Short problem:
Skip the pictures and extract all of the lines exactly as written.

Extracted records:
####################
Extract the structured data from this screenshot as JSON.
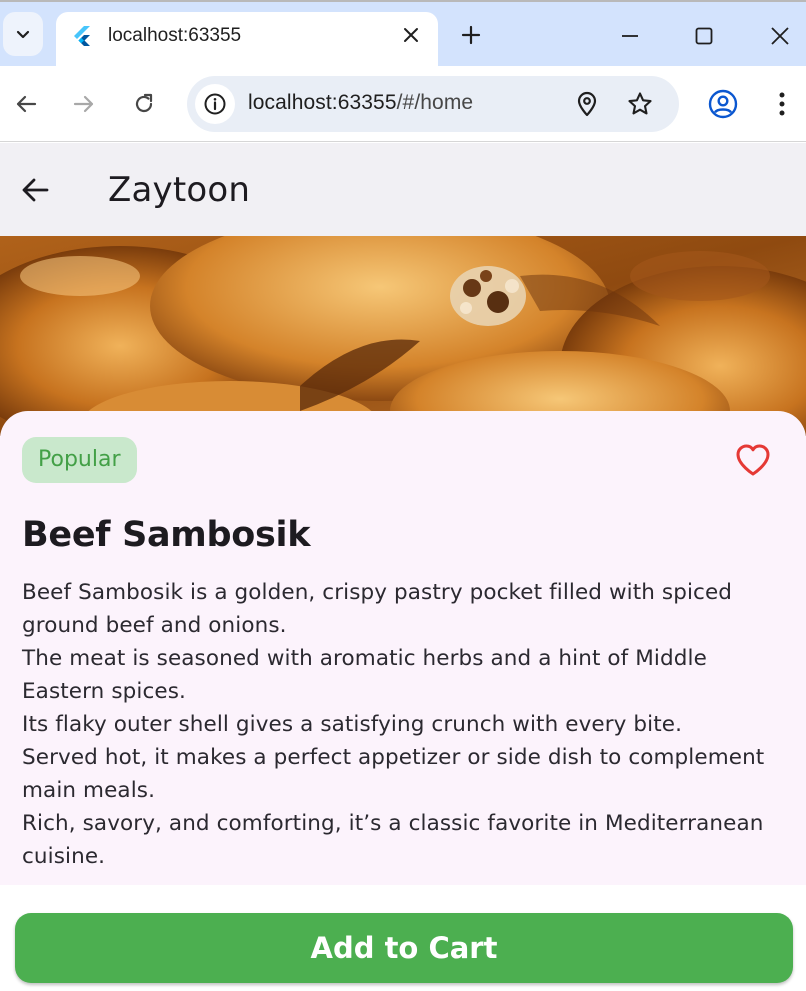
{
  "browser": {
    "tab_title": "localhost:63355",
    "url_host": "localhost:63355",
    "url_path": "/#/home",
    "icons": [
      "tab-list-icon",
      "flutter-favicon",
      "close-icon",
      "plus-icon",
      "minimize-icon",
      "maximize-icon",
      "close-icon",
      "back-arrow-icon",
      "forward-arrow-icon",
      "reload-icon",
      "site-info-icon",
      "location-pin-icon",
      "star-icon",
      "profile-icon",
      "more-vert-icon"
    ]
  },
  "appbar": {
    "title": "Zaytoon",
    "back_icon": "arrow-back-icon"
  },
  "item": {
    "badge": "Popular",
    "name": "Beef Sambosik",
    "description": [
      "Beef Sambosik is a golden, crispy pastry pocket filled with spiced ground beef and onions.",
      "The meat is seasoned with aromatic herbs and a hint of Middle Eastern spices.",
      "Its flaky outer shell gives a satisfying crunch with every bite.",
      "Served hot, it makes a perfect appetizer or side dish to complement main meals.",
      "Rich, savory, and comforting, it’s a classic favorite in Mediterranean cuisine."
    ],
    "favorite_icon": "heart-outline-icon"
  },
  "cart_button": {
    "label": "Add to Cart"
  },
  "colors": {
    "accent_green": "#4caf50",
    "badge_bg": "#c9e8cc",
    "badge_text": "#43a047",
    "heart": "#e53935",
    "card_bg": "#fcf3fc",
    "appbar_bg": "#f1f0f4",
    "chrome_tabstrip": "#d3e3fd"
  }
}
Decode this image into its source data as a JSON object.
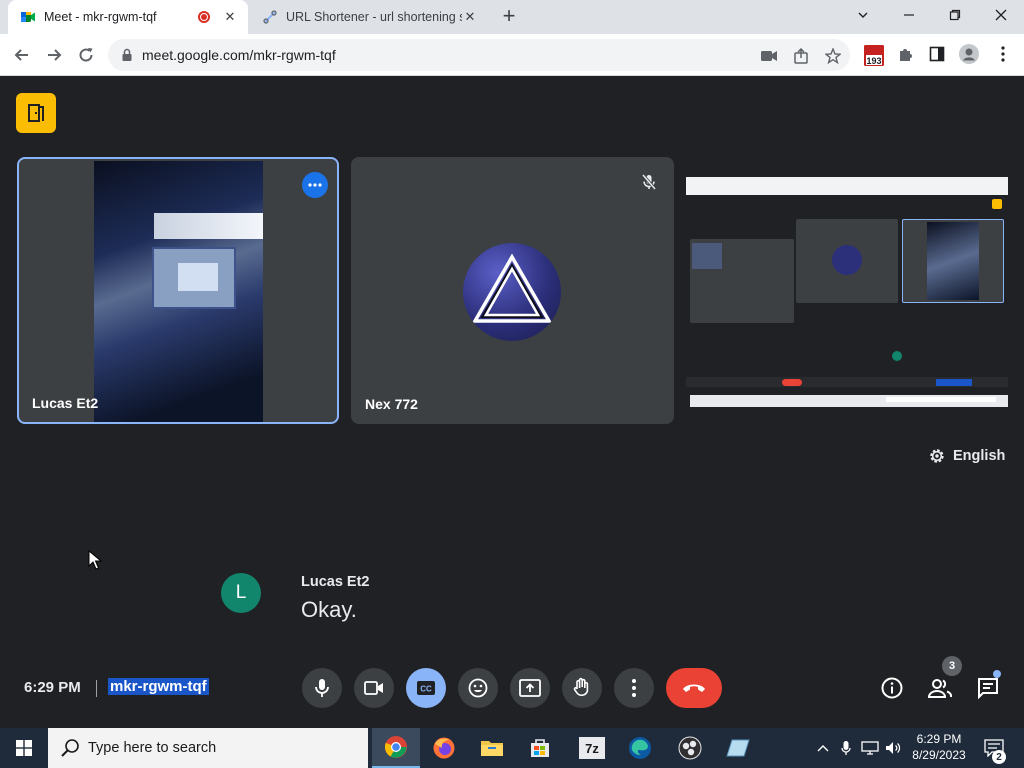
{
  "browser": {
    "tabs": [
      {
        "title": "Meet - mkr-rgwm-tqf",
        "active": true,
        "recording": true
      },
      {
        "title": "URL Shortener - url shortening se",
        "active": false
      }
    ],
    "url": "meet.google.com/mkr-rgwm-tqf",
    "extension_badge": "193"
  },
  "meet": {
    "participants": [
      {
        "name": "Lucas Et2",
        "video": true,
        "pinned": true
      },
      {
        "name": "Nex 772",
        "video": false,
        "muted": true
      },
      {
        "name": "",
        "presentation": true
      }
    ],
    "language_label": "English",
    "caption": {
      "speaker_initial": "L",
      "speaker": "Lucas Et2",
      "text": "Okay."
    },
    "time": "6:29 PM",
    "meeting_code": "mkr-rgwm-tqf",
    "people_count": "3"
  },
  "taskbar": {
    "search_placeholder": "Type here to search",
    "clock_time": "6:29 PM",
    "clock_date": "8/29/2023",
    "notification_count": "2"
  },
  "colors": {
    "meet_bg": "#202124",
    "tile_bg": "#3c4043",
    "accent_blue": "#8ab4f8",
    "end_call_red": "#ea4335",
    "meet_yellow": "#fbbc04",
    "avatar_green": "#12856d"
  }
}
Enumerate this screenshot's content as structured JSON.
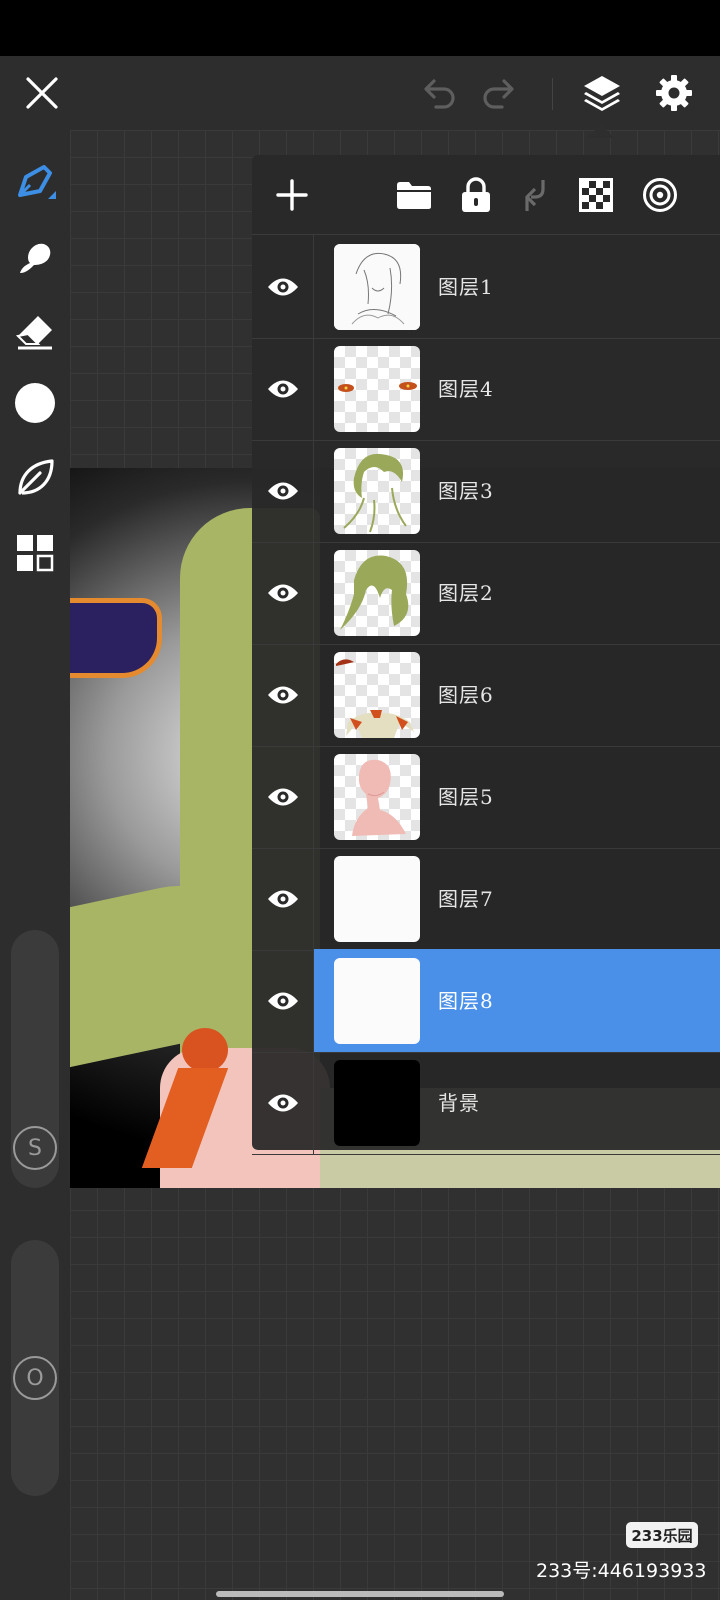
{
  "top_bar": {
    "icons": [
      "close-icon",
      "undo-icon",
      "redo-icon",
      "layers-icon",
      "settings-icon"
    ]
  },
  "side_tools": {
    "icons": [
      "brush-icon",
      "smudge-icon",
      "eraser-icon",
      "color-circle-icon",
      "leaf-icon",
      "grid-icon"
    ],
    "active_color": "#ffffff",
    "accent": "#3d8fe6",
    "size_slider_label": "S",
    "opacity_slider_label": "O"
  },
  "layer_panel": {
    "toolbar_icons": [
      "add-icon",
      "folder-icon",
      "lock-icon",
      "merge-down-icon",
      "transparency-icon",
      "circle-target-icon"
    ],
    "selected_color": "#4a90e8",
    "layers": [
      {
        "name": "图层1",
        "visible": true,
        "selected": false
      },
      {
        "name": "图层4",
        "visible": true,
        "selected": false
      },
      {
        "name": "图层3",
        "visible": true,
        "selected": false
      },
      {
        "name": "图层2",
        "visible": true,
        "selected": false
      },
      {
        "name": "图层6",
        "visible": true,
        "selected": false
      },
      {
        "name": "图层5",
        "visible": true,
        "selected": false
      },
      {
        "name": "图层7",
        "visible": true,
        "selected": false
      },
      {
        "name": "图层8",
        "visible": true,
        "selected": true
      },
      {
        "name": "背景",
        "visible": true,
        "selected": false
      }
    ]
  },
  "watermark": {
    "logo": "233乐园",
    "text": "233号:446193933"
  }
}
####################
Response to this task:
Extract the structured data from this screenshot as JSON.
{
  "browser": {
    "tab_title": "localhost:63355",
    "url_host": "localhost:63355",
    "url_path": "/#/home",
    "icons": [
      "tab-list-icon",
      "flutter-favicon",
      "close-icon",
      "plus-icon",
      "minimize-icon",
      "maximize-icon",
      "close-icon",
      "back-arrow-icon",
      "forward-arrow-icon",
      "reload-icon",
      "site-info-icon",
      "location-pin-icon",
      "star-icon",
      "profile-icon",
      "more-vert-icon"
    ]
  },
  "appbar": {
    "title": "Zaytoon",
    "back_icon": "arrow-back-icon"
  },
  "item": {
    "badge": "Popular",
    "name": "Beef Sambosik",
    "description": [
      "Beef Sambosik is a golden, crispy pastry pocket filled with spiced ground beef and onions.",
      "The meat is seasoned with aromatic herbs and a hint of Middle Eastern spices.",
      "Its flaky outer shell gives a satisfying crunch with every bite.",
      "Served hot, it makes a perfect appetizer or side dish to complement main meals.",
      "Rich, savory, and comforting, it’s a classic favorite in Mediterranean cuisine."
    ],
    "favorite_icon": "heart-outline-icon"
  },
  "cart_button": {
    "label": "Add to Cart"
  },
  "colors": {
    "accent_green": "#4caf50",
    "badge_bg": "#c9e8cc",
    "badge_text": "#43a047",
    "heart": "#e53935",
    "card_bg": "#fcf3fc",
    "appbar_bg": "#f1f0f4",
    "chrome_tabstrip": "#d3e3fd"
  }
}
Decode this image into its source data as a JSON object.
{
  "browser": {
    "tabs": [
      {
        "title": "Meet - mkr-rgwm-tqf",
        "active": true,
        "recording": true
      },
      {
        "title": "URL Shortener - url shortening se",
        "active": false
      }
    ],
    "url": "meet.google.com/mkr-rgwm-tqf",
    "extension_badge": "193"
  },
  "meet": {
    "participants": [
      {
        "name": "Lucas Et2",
        "video": true,
        "pinned": true
      },
      {
        "name": "Nex 772",
        "video": false,
        "muted": true
      },
      {
        "name": "",
        "presentation": true
      }
    ],
    "language_label": "English",
    "caption": {
      "speaker_initial": "L",
      "speaker": "Lucas Et2",
      "text": "Okay."
    },
    "time": "6:29 PM",
    "meeting_code": "mkr-rgwm-tqf",
    "people_count": "3"
  },
  "taskbar": {
    "search_placeholder": "Type here to search",
    "clock_time": "6:29 PM",
    "clock_date": "8/29/2023",
    "notification_count": "2"
  },
  "colors": {
    "meet_bg": "#202124",
    "tile_bg": "#3c4043",
    "accent_blue": "#8ab4f8",
    "end_call_red": "#ea4335",
    "meet_yellow": "#fbbc04",
    "avatar_green": "#12856d"
  }
}
Enumerate this screenshot's content as structured JSON.
{
  "top_bar": {
    "icons": [
      "close-icon",
      "undo-icon",
      "redo-icon",
      "layers-icon",
      "settings-icon"
    ]
  },
  "side_tools": {
    "icons": [
      "brush-icon",
      "smudge-icon",
      "eraser-icon",
      "color-circle-icon",
      "leaf-icon",
      "grid-icon"
    ],
    "active_color": "#ffffff",
    "accent": "#3d8fe6",
    "size_slider_label": "S",
    "opacity_slider_label": "O"
  },
  "layer_panel": {
    "toolbar_icons": [
      "add-icon",
      "folder-icon",
      "lock-icon",
      "merge-down-icon",
      "transparency-icon",
      "circle-target-icon"
    ],
    "selected_color": "#4a90e8",
    "layers": [
      {
        "name": "图层1",
        "visible": true,
        "selected": false
      },
      {
        "name": "图层4",
        "visible": true,
        "selected": false
      },
      {
        "name": "图层3",
        "visible": true,
        "selected": false
      },
      {
        "name": "图层2",
        "visible": true,
        "selected": false
      },
      {
        "name": "图层6",
        "visible": true,
        "selected": false
      },
      {
        "name": "图层5",
        "visible": true,
        "selected": false
      },
      {
        "name": "图层7",
        "visible": true,
        "selected": false
      },
      {
        "name": "图层8",
        "visible": true,
        "selected": true
      },
      {
        "name": "背景",
        "visible": true,
        "selected": false
      }
    ]
  },
  "watermark": {
    "logo": "233乐园",
    "text": "233号:446193933"
  }
}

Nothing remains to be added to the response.